— Start Dataset records —

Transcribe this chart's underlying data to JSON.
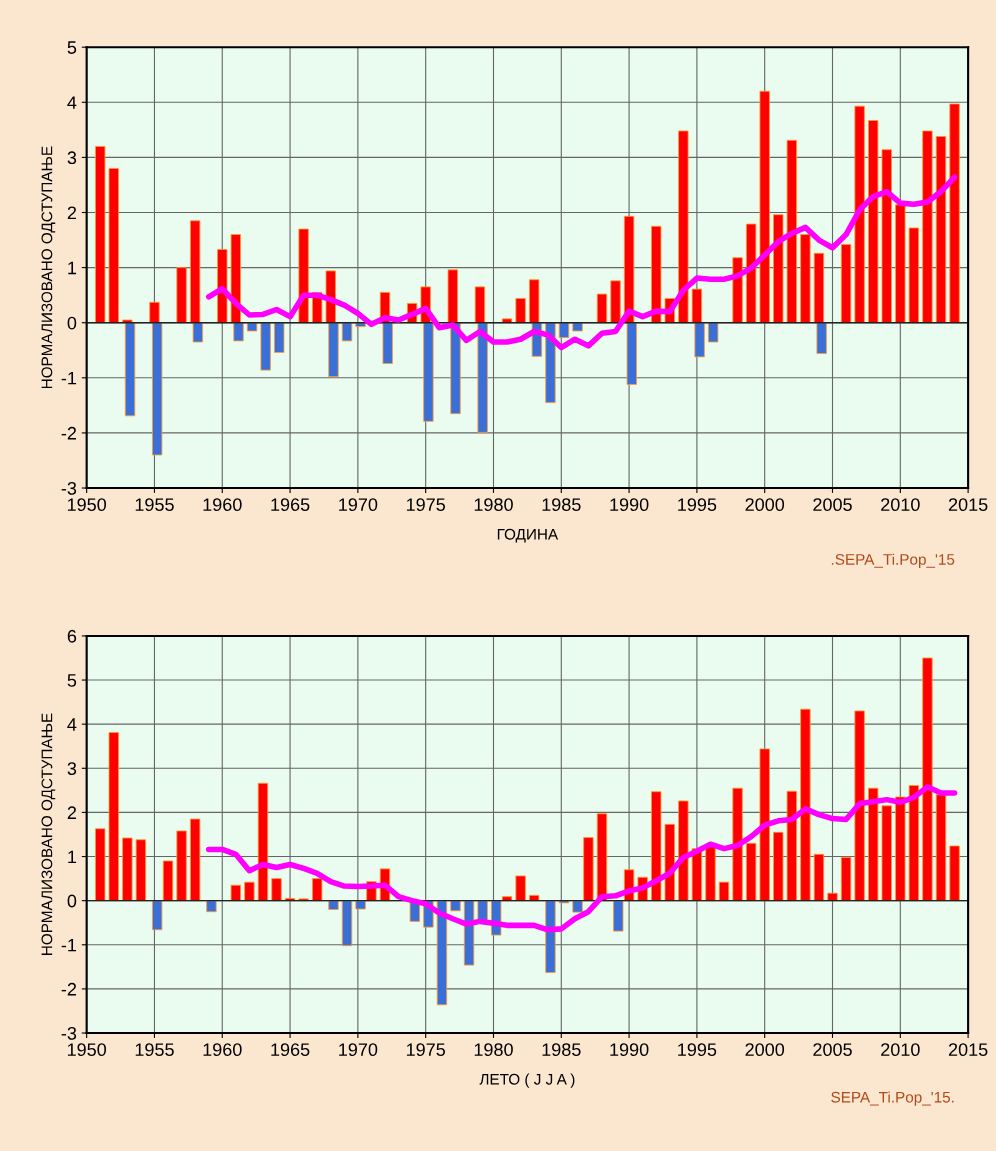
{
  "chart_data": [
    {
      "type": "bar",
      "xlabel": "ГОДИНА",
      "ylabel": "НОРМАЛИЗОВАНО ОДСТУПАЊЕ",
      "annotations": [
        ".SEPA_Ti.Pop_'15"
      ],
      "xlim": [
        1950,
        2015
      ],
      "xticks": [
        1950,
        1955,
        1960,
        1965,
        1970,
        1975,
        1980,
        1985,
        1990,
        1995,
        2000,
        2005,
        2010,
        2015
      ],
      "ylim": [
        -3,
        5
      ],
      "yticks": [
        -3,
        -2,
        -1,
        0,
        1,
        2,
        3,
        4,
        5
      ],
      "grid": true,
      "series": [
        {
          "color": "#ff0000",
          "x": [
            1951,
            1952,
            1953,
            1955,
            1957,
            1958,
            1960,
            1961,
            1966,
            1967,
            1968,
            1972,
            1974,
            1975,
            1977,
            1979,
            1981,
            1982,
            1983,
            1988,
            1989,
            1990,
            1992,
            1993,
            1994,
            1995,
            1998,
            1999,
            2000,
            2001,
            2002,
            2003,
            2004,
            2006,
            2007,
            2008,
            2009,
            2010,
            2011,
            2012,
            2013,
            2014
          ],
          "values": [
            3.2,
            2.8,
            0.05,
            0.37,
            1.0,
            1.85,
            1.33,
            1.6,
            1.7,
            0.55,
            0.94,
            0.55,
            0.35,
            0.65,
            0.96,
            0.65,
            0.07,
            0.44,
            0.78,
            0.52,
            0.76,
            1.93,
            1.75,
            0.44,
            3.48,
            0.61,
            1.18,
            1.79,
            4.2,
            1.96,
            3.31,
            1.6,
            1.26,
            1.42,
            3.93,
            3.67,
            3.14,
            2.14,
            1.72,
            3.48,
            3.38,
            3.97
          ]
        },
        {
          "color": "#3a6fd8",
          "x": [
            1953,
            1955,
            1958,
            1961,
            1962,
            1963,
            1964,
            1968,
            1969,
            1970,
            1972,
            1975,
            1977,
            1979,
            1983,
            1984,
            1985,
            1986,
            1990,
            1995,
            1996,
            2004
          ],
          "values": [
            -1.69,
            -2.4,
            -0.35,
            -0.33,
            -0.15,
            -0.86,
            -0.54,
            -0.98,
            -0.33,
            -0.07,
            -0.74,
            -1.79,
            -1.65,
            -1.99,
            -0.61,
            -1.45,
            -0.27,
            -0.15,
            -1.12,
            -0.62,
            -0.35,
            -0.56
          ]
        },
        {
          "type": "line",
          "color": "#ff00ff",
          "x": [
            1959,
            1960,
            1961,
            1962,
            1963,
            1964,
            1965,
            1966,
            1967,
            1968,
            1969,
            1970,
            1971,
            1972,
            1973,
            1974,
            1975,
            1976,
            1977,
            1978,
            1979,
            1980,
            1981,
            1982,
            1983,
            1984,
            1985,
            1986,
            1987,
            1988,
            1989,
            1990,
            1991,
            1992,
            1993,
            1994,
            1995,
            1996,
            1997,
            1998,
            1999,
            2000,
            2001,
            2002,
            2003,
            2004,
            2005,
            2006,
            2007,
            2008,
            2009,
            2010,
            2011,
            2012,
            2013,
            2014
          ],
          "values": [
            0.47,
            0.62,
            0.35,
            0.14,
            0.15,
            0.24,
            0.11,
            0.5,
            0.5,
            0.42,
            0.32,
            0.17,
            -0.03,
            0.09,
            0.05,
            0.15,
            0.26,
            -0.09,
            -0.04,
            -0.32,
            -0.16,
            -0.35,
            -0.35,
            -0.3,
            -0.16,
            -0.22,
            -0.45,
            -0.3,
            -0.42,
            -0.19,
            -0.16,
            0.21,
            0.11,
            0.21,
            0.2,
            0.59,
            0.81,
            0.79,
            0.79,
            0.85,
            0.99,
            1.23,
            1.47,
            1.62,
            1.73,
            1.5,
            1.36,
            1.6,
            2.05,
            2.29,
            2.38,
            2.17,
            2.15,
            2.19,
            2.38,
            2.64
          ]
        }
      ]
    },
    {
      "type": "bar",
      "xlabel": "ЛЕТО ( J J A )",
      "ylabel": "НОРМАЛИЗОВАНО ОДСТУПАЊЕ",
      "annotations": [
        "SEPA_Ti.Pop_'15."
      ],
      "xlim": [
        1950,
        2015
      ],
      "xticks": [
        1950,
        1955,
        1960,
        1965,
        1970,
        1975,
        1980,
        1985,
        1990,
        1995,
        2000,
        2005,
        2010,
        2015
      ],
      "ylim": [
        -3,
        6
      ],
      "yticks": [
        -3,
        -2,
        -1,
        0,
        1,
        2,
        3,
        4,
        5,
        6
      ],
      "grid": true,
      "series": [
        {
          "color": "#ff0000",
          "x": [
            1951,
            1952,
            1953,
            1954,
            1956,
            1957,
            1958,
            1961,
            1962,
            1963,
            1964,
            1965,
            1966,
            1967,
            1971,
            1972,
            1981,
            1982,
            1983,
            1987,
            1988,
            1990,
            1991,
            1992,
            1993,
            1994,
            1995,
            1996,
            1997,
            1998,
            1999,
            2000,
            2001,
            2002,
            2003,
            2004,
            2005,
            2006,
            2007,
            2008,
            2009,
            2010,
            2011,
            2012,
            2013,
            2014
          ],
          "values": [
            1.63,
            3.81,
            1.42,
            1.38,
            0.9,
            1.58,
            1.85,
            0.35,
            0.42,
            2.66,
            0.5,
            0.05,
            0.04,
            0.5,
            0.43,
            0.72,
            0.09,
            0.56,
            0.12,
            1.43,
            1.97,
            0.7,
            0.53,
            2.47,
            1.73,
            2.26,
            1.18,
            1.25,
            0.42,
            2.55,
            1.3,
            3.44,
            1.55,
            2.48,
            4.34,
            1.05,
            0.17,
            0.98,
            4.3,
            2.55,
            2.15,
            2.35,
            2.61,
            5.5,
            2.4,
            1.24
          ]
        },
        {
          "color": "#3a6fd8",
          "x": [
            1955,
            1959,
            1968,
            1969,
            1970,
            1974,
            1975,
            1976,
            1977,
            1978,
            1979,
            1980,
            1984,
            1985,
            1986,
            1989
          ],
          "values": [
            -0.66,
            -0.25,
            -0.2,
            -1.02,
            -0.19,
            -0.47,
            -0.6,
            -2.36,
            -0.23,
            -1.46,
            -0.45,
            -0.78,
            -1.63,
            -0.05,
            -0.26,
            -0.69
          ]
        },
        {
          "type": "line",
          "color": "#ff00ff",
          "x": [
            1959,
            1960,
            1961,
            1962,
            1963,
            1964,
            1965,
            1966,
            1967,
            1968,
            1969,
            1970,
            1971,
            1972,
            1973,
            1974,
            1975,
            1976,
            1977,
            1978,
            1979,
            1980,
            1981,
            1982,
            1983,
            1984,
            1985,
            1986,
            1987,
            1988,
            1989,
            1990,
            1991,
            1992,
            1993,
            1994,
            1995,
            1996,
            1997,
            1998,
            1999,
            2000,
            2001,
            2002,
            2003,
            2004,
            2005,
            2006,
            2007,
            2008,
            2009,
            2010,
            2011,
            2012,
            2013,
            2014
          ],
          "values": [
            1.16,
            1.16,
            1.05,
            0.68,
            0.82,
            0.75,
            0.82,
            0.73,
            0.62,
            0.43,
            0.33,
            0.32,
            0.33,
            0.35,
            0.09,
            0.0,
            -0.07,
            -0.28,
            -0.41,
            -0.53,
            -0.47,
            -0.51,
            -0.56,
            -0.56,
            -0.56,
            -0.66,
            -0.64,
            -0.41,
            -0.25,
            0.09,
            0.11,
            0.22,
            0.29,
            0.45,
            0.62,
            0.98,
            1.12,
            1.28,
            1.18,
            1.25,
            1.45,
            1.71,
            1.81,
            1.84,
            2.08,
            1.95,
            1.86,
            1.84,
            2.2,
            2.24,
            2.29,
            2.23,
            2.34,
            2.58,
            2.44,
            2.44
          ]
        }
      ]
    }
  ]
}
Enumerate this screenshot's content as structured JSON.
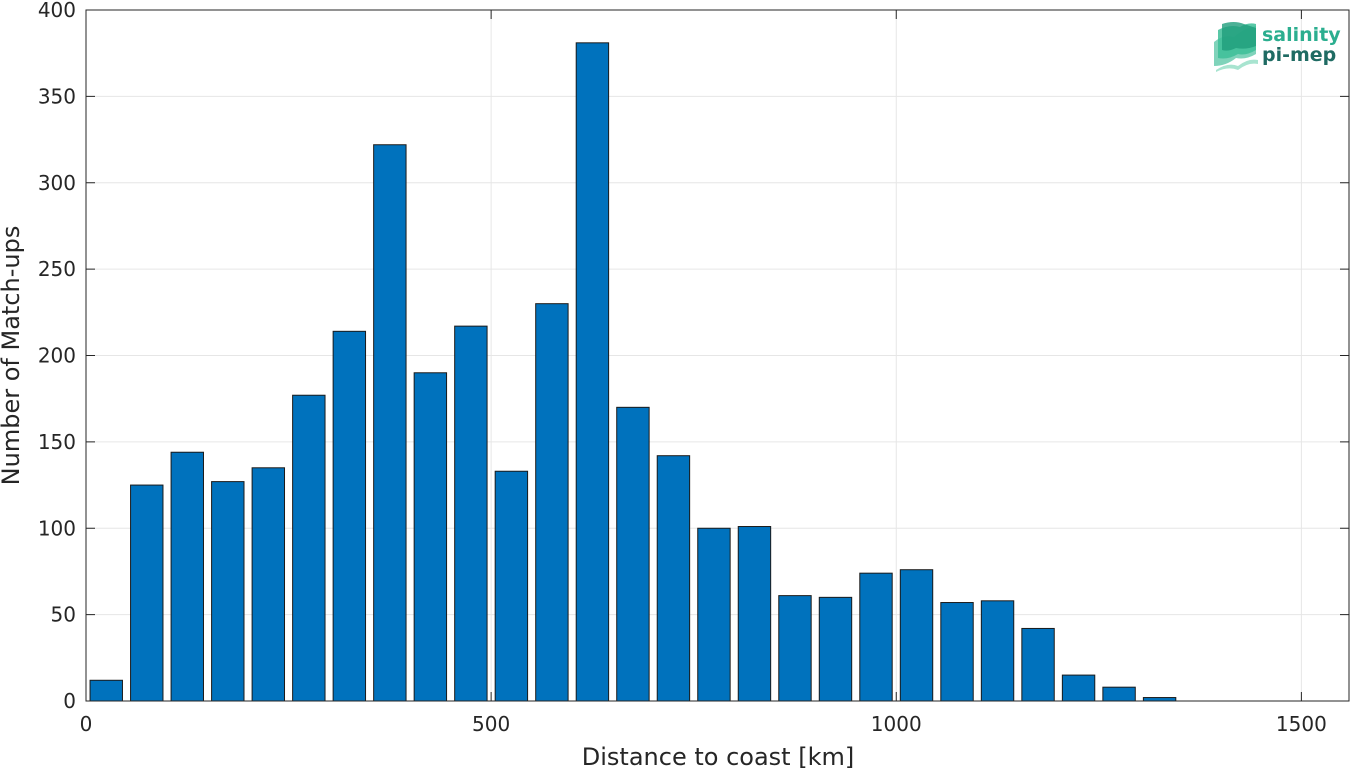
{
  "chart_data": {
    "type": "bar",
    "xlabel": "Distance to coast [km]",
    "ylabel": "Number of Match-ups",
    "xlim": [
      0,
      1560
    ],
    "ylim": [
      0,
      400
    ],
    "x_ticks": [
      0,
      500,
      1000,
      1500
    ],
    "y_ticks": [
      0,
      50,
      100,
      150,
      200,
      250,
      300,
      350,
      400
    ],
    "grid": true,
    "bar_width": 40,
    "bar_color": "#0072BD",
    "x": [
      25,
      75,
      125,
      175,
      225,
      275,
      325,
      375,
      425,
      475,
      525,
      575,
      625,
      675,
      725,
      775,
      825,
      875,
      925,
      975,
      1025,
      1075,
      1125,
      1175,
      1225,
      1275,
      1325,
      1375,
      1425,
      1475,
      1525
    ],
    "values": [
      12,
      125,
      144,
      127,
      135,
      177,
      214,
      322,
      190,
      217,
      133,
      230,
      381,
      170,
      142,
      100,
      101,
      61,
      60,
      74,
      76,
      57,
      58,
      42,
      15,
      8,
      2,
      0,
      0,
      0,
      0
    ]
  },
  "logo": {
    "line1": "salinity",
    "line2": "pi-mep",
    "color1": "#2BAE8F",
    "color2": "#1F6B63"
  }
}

— End Dataset records —

* **Task directions**
Output only the lines from the line that contains "Enumerate this screenshot's" through the end of the material, both ends included, and skip every picture.

* **Output for this task**
Enumerate this screenshot's content as structured JSON.
{
  "chart_data": {
    "type": "bar",
    "xlabel": "Distance to coast [km]",
    "ylabel": "Number of Match-ups",
    "xlim": [
      0,
      1560
    ],
    "ylim": [
      0,
      400
    ],
    "x_ticks": [
      0,
      500,
      1000,
      1500
    ],
    "y_ticks": [
      0,
      50,
      100,
      150,
      200,
      250,
      300,
      350,
      400
    ],
    "grid": true,
    "bar_width": 40,
    "bar_color": "#0072BD",
    "x": [
      25,
      75,
      125,
      175,
      225,
      275,
      325,
      375,
      425,
      475,
      525,
      575,
      625,
      675,
      725,
      775,
      825,
      875,
      925,
      975,
      1025,
      1075,
      1125,
      1175,
      1225,
      1275,
      1325,
      1375,
      1425,
      1475,
      1525
    ],
    "values": [
      12,
      125,
      144,
      127,
      135,
      177,
      214,
      322,
      190,
      217,
      133,
      230,
      381,
      170,
      142,
      100,
      101,
      61,
      60,
      74,
      76,
      57,
      58,
      42,
      15,
      8,
      2,
      0,
      0,
      0,
      0
    ]
  },
  "logo": {
    "line1": "salinity",
    "line2": "pi-mep",
    "color1": "#2BAE8F",
    "color2": "#1F6B63"
  }
}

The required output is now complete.